---- Dataset

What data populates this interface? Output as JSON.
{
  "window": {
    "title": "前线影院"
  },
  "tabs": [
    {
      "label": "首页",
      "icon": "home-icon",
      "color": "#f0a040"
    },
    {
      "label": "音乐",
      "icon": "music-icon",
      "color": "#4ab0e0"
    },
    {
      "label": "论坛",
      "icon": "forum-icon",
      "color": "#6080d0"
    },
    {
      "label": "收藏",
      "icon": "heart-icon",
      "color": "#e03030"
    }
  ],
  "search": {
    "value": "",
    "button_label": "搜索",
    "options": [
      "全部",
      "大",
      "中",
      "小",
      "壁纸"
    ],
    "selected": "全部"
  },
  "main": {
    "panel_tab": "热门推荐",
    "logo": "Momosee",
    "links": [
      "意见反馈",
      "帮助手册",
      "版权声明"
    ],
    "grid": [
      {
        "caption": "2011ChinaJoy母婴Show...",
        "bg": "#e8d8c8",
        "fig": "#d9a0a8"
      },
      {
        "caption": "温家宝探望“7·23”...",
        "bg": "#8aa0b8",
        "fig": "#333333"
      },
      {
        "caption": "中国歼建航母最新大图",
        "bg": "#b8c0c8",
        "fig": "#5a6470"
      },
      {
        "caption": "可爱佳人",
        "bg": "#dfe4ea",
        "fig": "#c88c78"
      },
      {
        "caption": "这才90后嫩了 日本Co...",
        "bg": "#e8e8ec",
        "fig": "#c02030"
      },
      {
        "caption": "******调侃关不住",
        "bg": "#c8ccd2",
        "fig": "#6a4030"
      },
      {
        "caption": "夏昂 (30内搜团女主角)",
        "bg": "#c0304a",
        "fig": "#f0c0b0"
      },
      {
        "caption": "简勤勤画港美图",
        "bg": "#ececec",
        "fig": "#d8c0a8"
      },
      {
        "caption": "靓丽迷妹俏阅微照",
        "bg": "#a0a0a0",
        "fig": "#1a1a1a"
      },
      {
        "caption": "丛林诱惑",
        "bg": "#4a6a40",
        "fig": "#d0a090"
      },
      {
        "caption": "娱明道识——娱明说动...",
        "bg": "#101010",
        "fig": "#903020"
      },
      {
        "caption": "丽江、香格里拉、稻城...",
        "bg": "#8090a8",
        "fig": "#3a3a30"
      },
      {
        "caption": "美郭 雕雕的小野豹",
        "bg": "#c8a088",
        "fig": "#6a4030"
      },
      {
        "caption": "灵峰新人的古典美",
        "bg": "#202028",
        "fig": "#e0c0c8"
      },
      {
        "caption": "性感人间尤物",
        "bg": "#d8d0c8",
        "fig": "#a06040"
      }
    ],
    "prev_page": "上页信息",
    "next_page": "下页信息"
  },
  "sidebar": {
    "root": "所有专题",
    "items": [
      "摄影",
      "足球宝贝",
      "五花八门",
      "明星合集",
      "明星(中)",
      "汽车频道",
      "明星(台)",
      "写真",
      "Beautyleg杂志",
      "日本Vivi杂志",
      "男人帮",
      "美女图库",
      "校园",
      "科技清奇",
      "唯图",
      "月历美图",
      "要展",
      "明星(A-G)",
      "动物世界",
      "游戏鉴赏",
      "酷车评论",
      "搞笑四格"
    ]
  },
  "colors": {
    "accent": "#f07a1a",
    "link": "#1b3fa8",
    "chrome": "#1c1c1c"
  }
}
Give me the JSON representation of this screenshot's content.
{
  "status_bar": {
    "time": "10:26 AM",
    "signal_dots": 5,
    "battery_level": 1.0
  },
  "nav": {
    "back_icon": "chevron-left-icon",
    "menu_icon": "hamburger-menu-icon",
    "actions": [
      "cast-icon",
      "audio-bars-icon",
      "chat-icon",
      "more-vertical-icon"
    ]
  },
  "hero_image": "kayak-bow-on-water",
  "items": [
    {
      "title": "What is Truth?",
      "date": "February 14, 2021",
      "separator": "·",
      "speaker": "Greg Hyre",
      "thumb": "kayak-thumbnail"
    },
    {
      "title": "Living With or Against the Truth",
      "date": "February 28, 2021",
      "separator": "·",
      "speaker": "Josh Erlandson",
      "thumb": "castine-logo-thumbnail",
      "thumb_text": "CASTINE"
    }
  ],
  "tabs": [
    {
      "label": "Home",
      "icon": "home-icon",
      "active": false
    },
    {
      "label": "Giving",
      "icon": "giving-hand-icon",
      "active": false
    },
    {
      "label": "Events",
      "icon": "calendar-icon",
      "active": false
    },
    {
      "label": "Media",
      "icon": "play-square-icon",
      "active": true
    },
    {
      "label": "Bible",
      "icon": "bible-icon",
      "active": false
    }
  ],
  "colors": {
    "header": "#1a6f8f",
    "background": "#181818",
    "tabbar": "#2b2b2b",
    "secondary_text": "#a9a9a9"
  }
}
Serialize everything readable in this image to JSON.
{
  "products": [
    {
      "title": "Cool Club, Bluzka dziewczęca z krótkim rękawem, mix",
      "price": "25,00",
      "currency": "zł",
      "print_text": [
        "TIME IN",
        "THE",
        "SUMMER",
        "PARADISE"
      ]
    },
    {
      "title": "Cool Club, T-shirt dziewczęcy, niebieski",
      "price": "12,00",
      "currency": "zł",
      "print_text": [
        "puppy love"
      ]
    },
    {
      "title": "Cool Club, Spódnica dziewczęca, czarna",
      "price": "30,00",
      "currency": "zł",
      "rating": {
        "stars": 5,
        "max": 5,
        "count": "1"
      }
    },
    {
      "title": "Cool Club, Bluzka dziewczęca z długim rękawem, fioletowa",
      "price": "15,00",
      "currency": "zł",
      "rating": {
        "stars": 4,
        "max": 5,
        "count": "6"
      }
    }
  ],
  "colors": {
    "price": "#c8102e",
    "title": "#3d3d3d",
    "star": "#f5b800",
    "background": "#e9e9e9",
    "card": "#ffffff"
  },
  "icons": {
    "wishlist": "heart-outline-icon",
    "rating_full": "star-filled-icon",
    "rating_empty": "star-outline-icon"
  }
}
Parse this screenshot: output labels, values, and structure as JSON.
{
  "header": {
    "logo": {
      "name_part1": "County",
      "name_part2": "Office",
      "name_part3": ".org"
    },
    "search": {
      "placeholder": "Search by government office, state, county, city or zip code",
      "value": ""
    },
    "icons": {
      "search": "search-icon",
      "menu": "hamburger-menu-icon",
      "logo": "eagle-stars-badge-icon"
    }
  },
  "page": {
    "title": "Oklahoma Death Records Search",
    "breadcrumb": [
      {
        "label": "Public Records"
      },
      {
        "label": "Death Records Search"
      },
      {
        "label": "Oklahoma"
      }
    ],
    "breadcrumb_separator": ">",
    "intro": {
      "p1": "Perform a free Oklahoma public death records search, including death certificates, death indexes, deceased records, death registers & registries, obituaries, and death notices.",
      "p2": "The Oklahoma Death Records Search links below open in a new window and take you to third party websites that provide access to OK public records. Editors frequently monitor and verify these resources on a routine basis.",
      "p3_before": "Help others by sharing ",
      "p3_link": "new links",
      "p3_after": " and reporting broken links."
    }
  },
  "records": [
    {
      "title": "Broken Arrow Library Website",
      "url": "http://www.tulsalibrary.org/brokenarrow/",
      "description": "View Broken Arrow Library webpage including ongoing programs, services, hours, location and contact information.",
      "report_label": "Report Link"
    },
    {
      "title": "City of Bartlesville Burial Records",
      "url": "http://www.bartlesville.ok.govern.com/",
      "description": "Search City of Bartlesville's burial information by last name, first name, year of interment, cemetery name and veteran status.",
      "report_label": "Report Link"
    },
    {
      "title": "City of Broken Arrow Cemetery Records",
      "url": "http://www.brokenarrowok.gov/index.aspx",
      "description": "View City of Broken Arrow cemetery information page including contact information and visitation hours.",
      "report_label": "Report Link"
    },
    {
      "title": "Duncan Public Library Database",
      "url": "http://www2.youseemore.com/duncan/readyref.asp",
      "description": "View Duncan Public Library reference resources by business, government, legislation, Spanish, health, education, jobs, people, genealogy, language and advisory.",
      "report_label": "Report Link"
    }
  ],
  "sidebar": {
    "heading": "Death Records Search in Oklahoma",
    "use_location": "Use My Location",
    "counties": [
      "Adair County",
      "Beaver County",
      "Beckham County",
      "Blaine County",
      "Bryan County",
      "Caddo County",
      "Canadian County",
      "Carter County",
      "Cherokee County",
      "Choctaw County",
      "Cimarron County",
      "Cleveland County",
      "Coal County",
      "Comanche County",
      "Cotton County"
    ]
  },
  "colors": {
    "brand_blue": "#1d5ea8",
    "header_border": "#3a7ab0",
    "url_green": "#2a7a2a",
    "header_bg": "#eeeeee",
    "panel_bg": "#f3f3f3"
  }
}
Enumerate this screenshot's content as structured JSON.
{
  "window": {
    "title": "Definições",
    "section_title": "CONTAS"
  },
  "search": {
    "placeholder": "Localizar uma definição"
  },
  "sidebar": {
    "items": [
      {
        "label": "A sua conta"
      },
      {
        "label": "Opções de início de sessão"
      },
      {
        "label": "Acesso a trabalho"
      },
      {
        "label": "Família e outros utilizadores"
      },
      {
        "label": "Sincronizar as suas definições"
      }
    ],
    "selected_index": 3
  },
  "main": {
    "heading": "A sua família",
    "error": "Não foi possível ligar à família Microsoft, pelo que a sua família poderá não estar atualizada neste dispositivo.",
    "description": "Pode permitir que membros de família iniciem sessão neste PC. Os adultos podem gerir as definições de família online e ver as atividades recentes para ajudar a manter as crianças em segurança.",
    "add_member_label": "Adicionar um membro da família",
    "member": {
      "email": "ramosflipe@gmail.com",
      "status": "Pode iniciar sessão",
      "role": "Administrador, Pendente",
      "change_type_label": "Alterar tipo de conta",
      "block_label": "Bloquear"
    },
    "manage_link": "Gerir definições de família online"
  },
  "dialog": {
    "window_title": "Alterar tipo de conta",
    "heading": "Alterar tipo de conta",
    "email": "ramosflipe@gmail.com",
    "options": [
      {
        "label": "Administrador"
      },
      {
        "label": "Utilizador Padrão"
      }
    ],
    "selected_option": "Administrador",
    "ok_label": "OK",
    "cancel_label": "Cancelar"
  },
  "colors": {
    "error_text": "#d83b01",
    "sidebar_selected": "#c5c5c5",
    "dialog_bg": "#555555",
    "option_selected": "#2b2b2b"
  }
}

--------

● **Requirements**: Go through the entries and return each line where the word "View" appears.

● **The completed task**:
      "description": "View Broken Arrow Library webpage including ongoing programs, services, hours, location and contact information.",
      "description": "View City of Broken Arrow cemetery information page including contact information and visitation hours.",
      "description": "View Duncan Public Library reference resources by business, government, legislation, Spanish, health, education, jobs, people, genealogy, language and advisory.",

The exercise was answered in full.